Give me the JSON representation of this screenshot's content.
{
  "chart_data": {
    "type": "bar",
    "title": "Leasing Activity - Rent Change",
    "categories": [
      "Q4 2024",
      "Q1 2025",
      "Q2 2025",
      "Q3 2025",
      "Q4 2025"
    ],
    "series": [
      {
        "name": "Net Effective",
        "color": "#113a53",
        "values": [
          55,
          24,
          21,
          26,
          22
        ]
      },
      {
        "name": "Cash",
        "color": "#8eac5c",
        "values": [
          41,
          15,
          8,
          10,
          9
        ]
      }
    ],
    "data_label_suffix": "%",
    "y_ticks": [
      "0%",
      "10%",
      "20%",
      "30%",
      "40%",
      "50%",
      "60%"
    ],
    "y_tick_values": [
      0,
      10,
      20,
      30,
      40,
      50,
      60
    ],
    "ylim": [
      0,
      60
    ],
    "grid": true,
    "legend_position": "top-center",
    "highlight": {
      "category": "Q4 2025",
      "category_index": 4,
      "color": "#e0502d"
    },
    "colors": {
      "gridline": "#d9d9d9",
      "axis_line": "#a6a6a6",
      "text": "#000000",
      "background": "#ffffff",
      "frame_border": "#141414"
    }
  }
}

--------------------------------------------------

Please set down all the data word for word.

SOLUTION BELOW:
Give me the JSON representation of this screenshot's content.
{
  "chart_data": {
    "type": "bar",
    "title": "Leasing Activity - Rent Change",
    "categories": [
      "Q4 2024",
      "Q1 2025",
      "Q2 2025",
      "Q3 2025",
      "Q4 2025"
    ],
    "series": [
      {
        "name": "Net Effective",
        "color": "#113a53",
        "values": [
          55,
          24,
          21,
          26,
          22
        ]
      },
      {
        "name": "Cash",
        "color": "#8eac5c",
        "values": [
          41,
          15,
          8,
          10,
          9
        ]
      }
    ],
    "data_label_suffix": "%",
    "y_ticks": [
      "0%",
      "10%",
      "20%",
      "30%",
      "40%",
      "50%",
      "60%"
    ],
    "y_tick_values": [
      0,
      10,
      20,
      30,
      40,
      50,
      60
    ],
    "ylim": [
      0,
      60
    ],
    "grid": true,
    "legend_position": "top-center",
    "highlight": {
      "category": "Q4 2025",
      "category_index": 4,
      "color": "#e0502d"
    },
    "colors": {
      "gridline": "#d9d9d9",
      "axis_line": "#a6a6a6",
      "text": "#000000",
      "background": "#ffffff",
      "frame_border": "#141414"
    }
  }
}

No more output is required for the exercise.